_Extracted information_:
=-=-=
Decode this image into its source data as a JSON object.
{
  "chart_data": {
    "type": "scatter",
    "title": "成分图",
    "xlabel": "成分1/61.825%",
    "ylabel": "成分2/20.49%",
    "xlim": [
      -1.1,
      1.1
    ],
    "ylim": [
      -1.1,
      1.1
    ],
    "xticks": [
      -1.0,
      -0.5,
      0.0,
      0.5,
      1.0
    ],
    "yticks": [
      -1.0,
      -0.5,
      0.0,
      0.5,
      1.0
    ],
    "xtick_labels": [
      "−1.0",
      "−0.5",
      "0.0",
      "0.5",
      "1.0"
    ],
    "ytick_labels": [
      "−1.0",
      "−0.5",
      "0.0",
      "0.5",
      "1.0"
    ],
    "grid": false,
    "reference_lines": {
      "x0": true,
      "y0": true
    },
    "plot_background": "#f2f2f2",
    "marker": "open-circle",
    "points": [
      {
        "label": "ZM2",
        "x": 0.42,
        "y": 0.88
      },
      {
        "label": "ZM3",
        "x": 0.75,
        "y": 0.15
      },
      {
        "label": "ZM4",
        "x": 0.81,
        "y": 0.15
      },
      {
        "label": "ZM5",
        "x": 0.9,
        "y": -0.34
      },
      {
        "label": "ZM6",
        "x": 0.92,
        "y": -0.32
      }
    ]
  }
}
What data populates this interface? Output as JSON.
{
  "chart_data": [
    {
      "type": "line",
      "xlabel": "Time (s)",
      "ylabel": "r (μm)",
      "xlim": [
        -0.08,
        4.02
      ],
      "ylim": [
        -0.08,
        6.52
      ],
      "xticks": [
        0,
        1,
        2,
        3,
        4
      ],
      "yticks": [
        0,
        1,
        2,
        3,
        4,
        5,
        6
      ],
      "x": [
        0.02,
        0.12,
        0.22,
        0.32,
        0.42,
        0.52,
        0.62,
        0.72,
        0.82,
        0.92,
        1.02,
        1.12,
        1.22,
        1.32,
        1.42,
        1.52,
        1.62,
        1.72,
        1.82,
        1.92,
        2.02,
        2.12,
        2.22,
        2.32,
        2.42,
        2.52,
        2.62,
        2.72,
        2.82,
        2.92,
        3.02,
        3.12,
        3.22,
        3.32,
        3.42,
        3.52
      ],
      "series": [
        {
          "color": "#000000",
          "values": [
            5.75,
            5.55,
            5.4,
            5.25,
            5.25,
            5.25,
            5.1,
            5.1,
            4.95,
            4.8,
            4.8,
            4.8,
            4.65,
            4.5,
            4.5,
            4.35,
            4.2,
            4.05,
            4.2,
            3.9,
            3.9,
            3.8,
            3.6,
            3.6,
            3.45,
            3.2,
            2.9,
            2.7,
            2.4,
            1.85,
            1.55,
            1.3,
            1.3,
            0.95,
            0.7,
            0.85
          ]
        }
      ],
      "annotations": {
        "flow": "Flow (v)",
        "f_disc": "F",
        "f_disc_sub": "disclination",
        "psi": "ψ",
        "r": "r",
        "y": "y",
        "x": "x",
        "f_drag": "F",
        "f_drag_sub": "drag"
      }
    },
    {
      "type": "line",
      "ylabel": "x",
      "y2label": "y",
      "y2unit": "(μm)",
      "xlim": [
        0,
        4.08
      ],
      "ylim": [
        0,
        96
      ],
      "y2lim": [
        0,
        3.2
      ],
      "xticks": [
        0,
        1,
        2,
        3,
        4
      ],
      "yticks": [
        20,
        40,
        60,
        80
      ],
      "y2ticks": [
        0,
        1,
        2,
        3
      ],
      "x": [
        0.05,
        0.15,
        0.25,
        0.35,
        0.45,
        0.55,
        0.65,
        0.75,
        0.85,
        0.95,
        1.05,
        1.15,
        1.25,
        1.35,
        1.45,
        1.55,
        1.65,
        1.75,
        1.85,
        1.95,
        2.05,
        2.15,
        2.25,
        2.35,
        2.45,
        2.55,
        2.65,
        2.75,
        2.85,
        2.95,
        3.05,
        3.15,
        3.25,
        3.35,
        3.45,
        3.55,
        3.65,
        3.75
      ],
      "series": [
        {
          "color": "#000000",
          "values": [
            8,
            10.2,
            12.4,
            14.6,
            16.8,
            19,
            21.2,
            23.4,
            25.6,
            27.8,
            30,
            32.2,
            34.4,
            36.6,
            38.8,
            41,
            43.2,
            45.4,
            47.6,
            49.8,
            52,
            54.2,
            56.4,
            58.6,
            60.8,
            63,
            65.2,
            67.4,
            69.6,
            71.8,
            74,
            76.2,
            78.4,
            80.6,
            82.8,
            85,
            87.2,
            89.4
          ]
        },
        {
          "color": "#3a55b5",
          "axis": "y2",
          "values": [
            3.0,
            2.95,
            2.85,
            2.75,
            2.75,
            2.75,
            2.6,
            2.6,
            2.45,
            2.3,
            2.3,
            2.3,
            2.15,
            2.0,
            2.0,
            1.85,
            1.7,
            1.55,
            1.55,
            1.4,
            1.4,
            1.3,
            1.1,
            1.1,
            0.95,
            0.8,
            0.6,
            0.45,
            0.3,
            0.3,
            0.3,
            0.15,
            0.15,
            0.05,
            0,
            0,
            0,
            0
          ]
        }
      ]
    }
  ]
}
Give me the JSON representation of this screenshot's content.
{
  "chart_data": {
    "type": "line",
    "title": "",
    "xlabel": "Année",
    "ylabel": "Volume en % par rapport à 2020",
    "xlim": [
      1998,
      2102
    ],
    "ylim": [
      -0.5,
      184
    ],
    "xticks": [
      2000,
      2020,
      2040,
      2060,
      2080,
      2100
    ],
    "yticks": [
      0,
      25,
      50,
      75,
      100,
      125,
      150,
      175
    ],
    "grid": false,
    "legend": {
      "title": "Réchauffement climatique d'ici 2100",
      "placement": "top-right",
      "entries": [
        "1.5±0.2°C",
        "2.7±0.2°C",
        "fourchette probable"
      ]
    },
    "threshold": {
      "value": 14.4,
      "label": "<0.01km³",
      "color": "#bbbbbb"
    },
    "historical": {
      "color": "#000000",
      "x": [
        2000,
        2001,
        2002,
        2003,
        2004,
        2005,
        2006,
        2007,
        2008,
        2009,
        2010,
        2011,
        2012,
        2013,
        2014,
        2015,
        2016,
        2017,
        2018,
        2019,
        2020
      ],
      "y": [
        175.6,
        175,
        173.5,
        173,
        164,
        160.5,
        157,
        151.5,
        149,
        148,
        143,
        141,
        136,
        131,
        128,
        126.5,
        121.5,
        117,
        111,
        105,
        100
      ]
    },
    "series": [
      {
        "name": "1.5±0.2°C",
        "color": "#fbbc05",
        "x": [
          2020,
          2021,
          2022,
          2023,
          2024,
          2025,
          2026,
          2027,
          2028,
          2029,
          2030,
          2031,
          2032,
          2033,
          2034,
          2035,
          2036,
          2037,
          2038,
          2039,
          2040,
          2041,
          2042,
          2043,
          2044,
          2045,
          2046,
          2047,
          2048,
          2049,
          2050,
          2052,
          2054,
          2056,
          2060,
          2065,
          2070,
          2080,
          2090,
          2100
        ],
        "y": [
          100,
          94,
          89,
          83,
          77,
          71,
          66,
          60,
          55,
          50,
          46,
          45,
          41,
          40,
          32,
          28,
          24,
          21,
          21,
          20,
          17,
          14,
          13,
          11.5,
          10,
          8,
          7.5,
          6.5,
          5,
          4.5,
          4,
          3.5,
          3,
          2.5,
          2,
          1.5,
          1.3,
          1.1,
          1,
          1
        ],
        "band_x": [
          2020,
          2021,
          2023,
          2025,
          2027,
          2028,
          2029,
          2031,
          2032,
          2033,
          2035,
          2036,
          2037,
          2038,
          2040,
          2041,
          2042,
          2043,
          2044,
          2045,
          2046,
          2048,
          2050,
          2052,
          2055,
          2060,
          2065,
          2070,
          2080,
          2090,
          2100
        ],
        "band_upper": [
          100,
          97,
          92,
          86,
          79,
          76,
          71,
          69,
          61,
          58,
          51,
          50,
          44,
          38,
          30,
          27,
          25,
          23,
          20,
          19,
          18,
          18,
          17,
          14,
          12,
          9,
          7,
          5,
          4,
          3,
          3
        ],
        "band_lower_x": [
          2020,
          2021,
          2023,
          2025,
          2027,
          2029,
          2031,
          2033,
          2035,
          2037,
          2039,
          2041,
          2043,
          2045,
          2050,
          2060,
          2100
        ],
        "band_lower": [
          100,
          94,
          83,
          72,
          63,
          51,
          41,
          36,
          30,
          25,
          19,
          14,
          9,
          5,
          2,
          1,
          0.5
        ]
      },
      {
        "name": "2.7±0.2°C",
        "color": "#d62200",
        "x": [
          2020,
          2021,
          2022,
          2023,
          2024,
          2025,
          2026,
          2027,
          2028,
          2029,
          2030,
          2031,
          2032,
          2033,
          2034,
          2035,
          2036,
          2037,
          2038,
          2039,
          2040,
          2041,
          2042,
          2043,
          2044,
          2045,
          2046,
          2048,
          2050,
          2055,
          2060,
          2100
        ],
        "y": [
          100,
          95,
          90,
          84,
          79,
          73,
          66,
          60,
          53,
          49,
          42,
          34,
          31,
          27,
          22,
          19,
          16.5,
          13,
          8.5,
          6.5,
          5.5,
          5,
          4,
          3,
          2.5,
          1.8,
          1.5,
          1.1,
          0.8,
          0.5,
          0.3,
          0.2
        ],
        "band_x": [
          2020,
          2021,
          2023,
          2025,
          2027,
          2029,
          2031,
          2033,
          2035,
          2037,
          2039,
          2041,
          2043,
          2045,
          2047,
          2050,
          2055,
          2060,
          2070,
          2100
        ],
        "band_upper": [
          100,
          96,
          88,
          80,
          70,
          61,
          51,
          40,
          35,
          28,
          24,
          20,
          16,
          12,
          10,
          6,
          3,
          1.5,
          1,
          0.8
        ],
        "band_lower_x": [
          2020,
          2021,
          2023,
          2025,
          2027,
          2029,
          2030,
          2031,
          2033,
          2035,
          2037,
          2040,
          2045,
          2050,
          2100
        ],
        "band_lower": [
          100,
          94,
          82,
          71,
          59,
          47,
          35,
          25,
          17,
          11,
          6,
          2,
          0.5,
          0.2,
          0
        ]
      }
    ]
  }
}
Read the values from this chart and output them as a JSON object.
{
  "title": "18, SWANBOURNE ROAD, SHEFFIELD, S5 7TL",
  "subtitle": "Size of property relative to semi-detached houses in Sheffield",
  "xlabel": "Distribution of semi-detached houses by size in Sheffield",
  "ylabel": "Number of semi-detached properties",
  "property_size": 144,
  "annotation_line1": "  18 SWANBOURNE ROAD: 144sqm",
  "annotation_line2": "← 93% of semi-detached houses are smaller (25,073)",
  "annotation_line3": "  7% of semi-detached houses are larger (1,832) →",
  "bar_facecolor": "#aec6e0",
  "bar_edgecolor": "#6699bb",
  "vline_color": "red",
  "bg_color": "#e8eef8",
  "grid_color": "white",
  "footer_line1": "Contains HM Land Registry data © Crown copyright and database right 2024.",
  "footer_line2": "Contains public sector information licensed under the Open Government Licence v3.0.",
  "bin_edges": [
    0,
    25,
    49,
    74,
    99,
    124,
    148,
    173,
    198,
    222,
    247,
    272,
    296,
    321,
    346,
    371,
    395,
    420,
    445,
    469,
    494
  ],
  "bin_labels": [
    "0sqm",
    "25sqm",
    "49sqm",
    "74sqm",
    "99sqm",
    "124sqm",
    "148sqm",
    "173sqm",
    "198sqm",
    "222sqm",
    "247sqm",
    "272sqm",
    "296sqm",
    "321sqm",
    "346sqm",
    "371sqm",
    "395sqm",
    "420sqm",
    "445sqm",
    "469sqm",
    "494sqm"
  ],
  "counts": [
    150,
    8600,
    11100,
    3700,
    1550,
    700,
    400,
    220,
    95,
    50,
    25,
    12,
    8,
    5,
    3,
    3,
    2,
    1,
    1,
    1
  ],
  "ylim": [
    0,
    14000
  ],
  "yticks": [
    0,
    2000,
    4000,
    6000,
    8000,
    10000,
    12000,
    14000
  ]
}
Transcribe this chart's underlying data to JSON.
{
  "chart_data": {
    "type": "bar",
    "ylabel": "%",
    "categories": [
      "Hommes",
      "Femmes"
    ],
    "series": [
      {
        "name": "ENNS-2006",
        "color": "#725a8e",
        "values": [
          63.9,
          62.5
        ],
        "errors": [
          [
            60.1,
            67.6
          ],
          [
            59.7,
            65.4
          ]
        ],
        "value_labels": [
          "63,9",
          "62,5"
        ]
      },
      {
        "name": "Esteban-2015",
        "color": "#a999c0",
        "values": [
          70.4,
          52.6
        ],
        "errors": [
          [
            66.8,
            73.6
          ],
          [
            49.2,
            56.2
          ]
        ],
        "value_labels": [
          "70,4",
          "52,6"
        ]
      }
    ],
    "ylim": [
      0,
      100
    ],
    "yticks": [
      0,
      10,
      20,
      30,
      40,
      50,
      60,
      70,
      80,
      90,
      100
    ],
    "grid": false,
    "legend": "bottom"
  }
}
=-=-=
_What you will do_: Report how many lines of the listing hold the string "xlabel", giving only the number.

_Exercise result_: 4